Stated goal
Restate each line word for word. Leave out every picture.

Dataset excerpts
* * * *

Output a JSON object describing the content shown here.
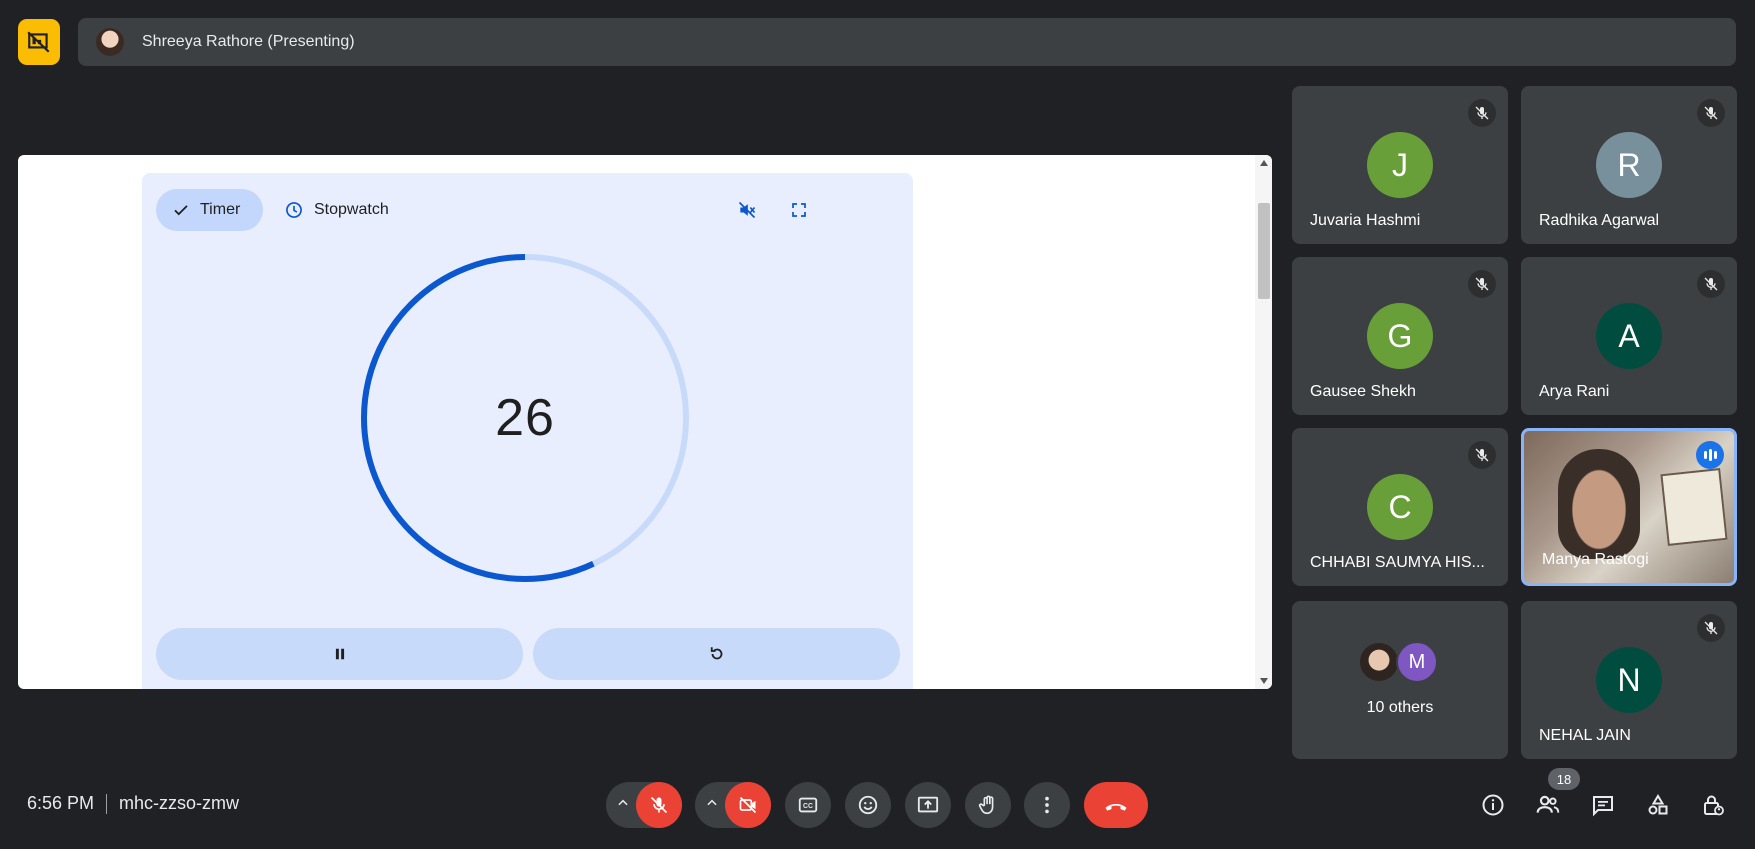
{
  "presenting_bar": {
    "presenter_label": "Shreeya Rathore (Presenting)",
    "badge_icon": "present-off-icon",
    "accent": "#fbbc04"
  },
  "timer_app": {
    "tabs": [
      {
        "label": "Timer",
        "selected": true,
        "icon": "check-icon"
      },
      {
        "label": "Stopwatch",
        "selected": false,
        "icon": "clock-icon"
      }
    ],
    "sound_icon": "volume-off-icon",
    "fullscreen_icon": "fullscreen-icon",
    "remaining": "26",
    "ring_progress": 0.43,
    "ring_color": "#0b57d0",
    "pause_icon": "pause-icon",
    "reset_icon": "reset-icon"
  },
  "participants": [
    {
      "name": "Juvaria Hashmi",
      "initial": "J",
      "color": "#689f38",
      "muted": true
    },
    {
      "name": "Radhika Agarwal",
      "initial": "R",
      "color": "#78909c",
      "muted": true
    },
    {
      "name": "Gausee Shekh",
      "initial": "G",
      "color": "#689f38",
      "muted": true
    },
    {
      "name": "Arya Rani",
      "initial": "A",
      "color": "#004d40",
      "muted": true
    },
    {
      "name": "CHHABI SAUMYA HIS...",
      "initial": "C",
      "color": "#689f38",
      "muted": true
    },
    {
      "name": "Manya Rastogi",
      "video": true,
      "speaking": true
    },
    {
      "others_label": "10 others",
      "others_initial": "M",
      "others_color": "#7e57c2"
    },
    {
      "name": "NEHAL JAIN",
      "initial": "N",
      "color": "#004d40",
      "muted": true
    }
  ],
  "bottom_bar": {
    "time": "6:56 PM",
    "meeting_code": "mhc-zzso-zmw",
    "controls": [
      "mic-off-icon",
      "camera-off-icon",
      "captions-icon",
      "emoji-icon",
      "present-icon",
      "raise-hand-icon",
      "more-icon",
      "end-call-icon"
    ],
    "people_count": "18",
    "right_icons": [
      "info-icon",
      "people-icon",
      "chat-icon",
      "activities-icon",
      "host-controls-icon"
    ]
  }
}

* * * *

Solution to the exercise
Output a JSON object describing the content shown here.
{
  "presenting_bar": {
    "presenter_label": "Shreeya Rathore (Presenting)",
    "badge_icon": "present-off-icon",
    "accent": "#fbbc04"
  },
  "timer_app": {
    "tabs": [
      {
        "label": "Timer",
        "selected": true,
        "icon": "check-icon"
      },
      {
        "label": "Stopwatch",
        "selected": false,
        "icon": "clock-icon"
      }
    ],
    "sound_icon": "volume-off-icon",
    "fullscreen_icon": "fullscreen-icon",
    "remaining": "26",
    "ring_progress": 0.43,
    "ring_color": "#0b57d0",
    "pause_icon": "pause-icon",
    "reset_icon": "reset-icon"
  },
  "participants": [
    {
      "name": "Juvaria Hashmi",
      "initial": "J",
      "color": "#689f38",
      "muted": true
    },
    {
      "name": "Radhika Agarwal",
      "initial": "R",
      "color": "#78909c",
      "muted": true
    },
    {
      "name": "Gausee Shekh",
      "initial": "G",
      "color": "#689f38",
      "muted": true
    },
    {
      "name": "Arya Rani",
      "initial": "A",
      "color": "#004d40",
      "muted": true
    },
    {
      "name": "CHHABI SAUMYA HIS...",
      "initial": "C",
      "color": "#689f38",
      "muted": true
    },
    {
      "name": "Manya Rastogi",
      "video": true,
      "speaking": true
    },
    {
      "others_label": "10 others",
      "others_initial": "M",
      "others_color": "#7e57c2"
    },
    {
      "name": "NEHAL JAIN",
      "initial": "N",
      "color": "#004d40",
      "muted": true
    }
  ],
  "bottom_bar": {
    "time": "6:56 PM",
    "meeting_code": "mhc-zzso-zmw",
    "controls": [
      "mic-off-icon",
      "camera-off-icon",
      "captions-icon",
      "emoji-icon",
      "present-icon",
      "raise-hand-icon",
      "more-icon",
      "end-call-icon"
    ],
    "people_count": "18",
    "right_icons": [
      "info-icon",
      "people-icon",
      "chat-icon",
      "activities-icon",
      "host-controls-icon"
    ]
  }
}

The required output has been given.